--- Information provided ---
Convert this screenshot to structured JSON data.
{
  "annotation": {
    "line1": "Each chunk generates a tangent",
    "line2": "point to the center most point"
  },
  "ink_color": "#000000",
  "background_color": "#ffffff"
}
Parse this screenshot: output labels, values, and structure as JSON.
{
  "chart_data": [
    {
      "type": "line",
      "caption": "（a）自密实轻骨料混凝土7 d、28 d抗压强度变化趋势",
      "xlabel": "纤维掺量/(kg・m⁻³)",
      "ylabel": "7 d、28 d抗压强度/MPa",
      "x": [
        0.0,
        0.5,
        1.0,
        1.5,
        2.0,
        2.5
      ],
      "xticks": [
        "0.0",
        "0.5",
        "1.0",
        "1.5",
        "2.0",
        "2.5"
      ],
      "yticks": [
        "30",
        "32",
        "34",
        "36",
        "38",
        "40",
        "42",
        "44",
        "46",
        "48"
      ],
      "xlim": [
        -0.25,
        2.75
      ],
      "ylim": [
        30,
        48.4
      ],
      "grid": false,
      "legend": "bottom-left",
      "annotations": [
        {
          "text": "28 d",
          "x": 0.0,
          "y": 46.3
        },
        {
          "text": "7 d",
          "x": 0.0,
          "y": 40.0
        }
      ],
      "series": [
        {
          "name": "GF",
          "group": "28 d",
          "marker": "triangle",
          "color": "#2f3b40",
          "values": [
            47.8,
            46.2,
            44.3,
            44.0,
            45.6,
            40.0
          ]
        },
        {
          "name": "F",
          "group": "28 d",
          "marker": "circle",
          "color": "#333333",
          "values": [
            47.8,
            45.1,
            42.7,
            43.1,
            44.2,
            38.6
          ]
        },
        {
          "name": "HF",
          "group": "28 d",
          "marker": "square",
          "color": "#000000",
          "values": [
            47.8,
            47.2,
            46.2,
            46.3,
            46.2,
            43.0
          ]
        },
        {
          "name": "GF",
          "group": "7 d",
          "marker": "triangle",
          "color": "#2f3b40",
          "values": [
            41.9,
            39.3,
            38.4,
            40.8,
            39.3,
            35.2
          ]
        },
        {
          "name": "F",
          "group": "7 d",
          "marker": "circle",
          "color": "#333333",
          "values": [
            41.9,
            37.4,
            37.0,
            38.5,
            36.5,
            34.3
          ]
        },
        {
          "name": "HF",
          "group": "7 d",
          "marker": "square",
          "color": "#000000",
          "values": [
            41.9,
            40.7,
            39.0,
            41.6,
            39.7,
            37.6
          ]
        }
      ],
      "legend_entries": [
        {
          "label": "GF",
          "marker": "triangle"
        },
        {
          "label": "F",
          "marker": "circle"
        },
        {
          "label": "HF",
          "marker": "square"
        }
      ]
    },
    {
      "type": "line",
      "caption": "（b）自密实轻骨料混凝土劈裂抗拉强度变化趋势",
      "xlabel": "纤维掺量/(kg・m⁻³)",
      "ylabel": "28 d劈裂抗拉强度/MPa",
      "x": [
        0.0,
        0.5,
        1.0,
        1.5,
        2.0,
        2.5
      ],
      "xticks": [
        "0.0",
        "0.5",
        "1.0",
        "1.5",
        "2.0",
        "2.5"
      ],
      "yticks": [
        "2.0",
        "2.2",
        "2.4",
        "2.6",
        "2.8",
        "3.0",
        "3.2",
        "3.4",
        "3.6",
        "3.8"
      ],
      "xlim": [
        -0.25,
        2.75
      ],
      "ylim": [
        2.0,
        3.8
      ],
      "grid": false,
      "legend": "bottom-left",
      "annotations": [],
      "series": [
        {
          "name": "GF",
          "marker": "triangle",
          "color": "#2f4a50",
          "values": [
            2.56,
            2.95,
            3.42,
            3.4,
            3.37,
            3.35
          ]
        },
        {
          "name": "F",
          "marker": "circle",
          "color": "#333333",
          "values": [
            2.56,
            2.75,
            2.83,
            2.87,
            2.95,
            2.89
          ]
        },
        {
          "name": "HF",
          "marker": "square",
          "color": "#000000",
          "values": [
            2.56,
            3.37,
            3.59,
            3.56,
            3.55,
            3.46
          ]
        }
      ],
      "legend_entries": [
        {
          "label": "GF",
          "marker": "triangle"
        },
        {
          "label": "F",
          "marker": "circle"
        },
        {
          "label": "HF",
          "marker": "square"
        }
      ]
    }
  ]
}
---
Stated problem: Using the listing above, reproduce each line without omission.

Full answer:
Convert this screenshot to structured JSON data.
{
  "annotation": {
    "line1": "Each chunk generates a tangent",
    "line2": "point to the center most point"
  },
  "ink_color": "#000000",
  "background_color": "#ffffff"
}
Parse this screenshot: output labels, values, and structure as JSON.
{
  "chart_data": [
    {
      "type": "line",
      "caption": "（a）自密实轻骨料混凝土7 d、28 d抗压强度变化趋势",
      "xlabel": "纤维掺量/(kg・m⁻³)",
      "ylabel": "7 d、28 d抗压强度/MPa",
      "x": [
        0.0,
        0.5,
        1.0,
        1.5,
        2.0,
        2.5
      ],
      "xticks": [
        "0.0",
        "0.5",
        "1.0",
        "1.5",
        "2.0",
        "2.5"
      ],
      "yticks": [
        "30",
        "32",
        "34",
        "36",
        "38",
        "40",
        "42",
        "44",
        "46",
        "48"
      ],
      "xlim": [
        -0.25,
        2.75
      ],
      "ylim": [
        30,
        48.4
      ],
      "grid": false,
      "legend": "bottom-left",
      "annotations": [
        {
          "text": "28 d",
          "x": 0.0,
          "y": 46.3
        },
        {
          "text": "7 d",
          "x": 0.0,
          "y": 40.0
        }
      ],
      "series": [
        {
          "name": "GF",
          "group": "28 d",
          "marker": "triangle",
          "color": "#2f3b40",
          "values": [
            47.8,
            46.2,
            44.3,
            44.0,
            45.6,
            40.0
          ]
        },
        {
          "name": "F",
          "group": "28 d",
          "marker": "circle",
          "color": "#333333",
          "values": [
            47.8,
            45.1,
            42.7,
            43.1,
            44.2,
            38.6
          ]
        },
        {
          "name": "HF",
          "group": "28 d",
          "marker": "square",
          "color": "#000000",
          "values": [
            47.8,
            47.2,
            46.2,
            46.3,
            46.2,
            43.0
          ]
        },
        {
          "name": "GF",
          "group": "7 d",
          "marker": "triangle",
          "color": "#2f3b40",
          "values": [
            41.9,
            39.3,
            38.4,
            40.8,
            39.3,
            35.2
          ]
        },
        {
          "name": "F",
          "group": "7 d",
          "marker": "circle",
          "color": "#333333",
          "values": [
            41.9,
            37.4,
            37.0,
            38.5,
            36.5,
            34.3
          ]
        },
        {
          "name": "HF",
          "group": "7 d",
          "marker": "square",
          "color": "#000000",
          "values": [
            41.9,
            40.7,
            39.0,
            41.6,
            39.7,
            37.6
          ]
        }
      ],
      "legend_entries": [
        {
          "label": "GF",
          "marker": "triangle"
        },
        {
          "label": "F",
          "marker": "circle"
        },
        {
          "label": "HF",
          "marker": "square"
        }
      ]
    },
    {
      "type": "line",
      "caption": "（b）自密实轻骨料混凝土劈裂抗拉强度变化趋势",
      "xlabel": "纤维掺量/(kg・m⁻³)",
      "ylabel": "28 d劈裂抗拉强度/MPa",
      "x": [
        0.0,
        0.5,
        1.0,
        1.5,
        2.0,
        2.5
      ],
      "xticks": [
        "0.0",
        "0.5",
        "1.0",
        "1.5",
        "2.0",
        "2.5"
      ],
      "yticks": [
        "2.0",
        "2.2",
        "2.4",
        "2.6",
        "2.8",
        "3.0",
        "3.2",
        "3.4",
        "3.6",
        "3.8"
      ],
      "xlim": [
        -0.25,
        2.75
      ],
      "ylim": [
        2.0,
        3.8
      ],
      "grid": false,
      "legend": "bottom-left",
      "annotations": [],
      "series": [
        {
          "name": "GF",
          "marker": "triangle",
          "color": "#2f4a50",
          "values": [
            2.56,
            2.95,
            3.42,
            3.4,
            3.37,
            3.35
          ]
        },
        {
          "name": "F",
          "marker": "circle",
          "color": "#333333",
          "values": [
            2.56,
            2.75,
            2.83,
            2.87,
            2.95,
            2.89
          ]
        },
        {
          "name": "HF",
          "marker": "square",
          "color": "#000000",
          "values": [
            2.56,
            3.37,
            3.59,
            3.56,
            3.55,
            3.46
          ]
        }
      ],
      "legend_entries": [
        {
          "label": "GF",
          "marker": "triangle"
        },
        {
          "label": "F",
          "marker": "circle"
        },
        {
          "label": "HF",
          "marker": "square"
        }
      ]
    }
  ]
}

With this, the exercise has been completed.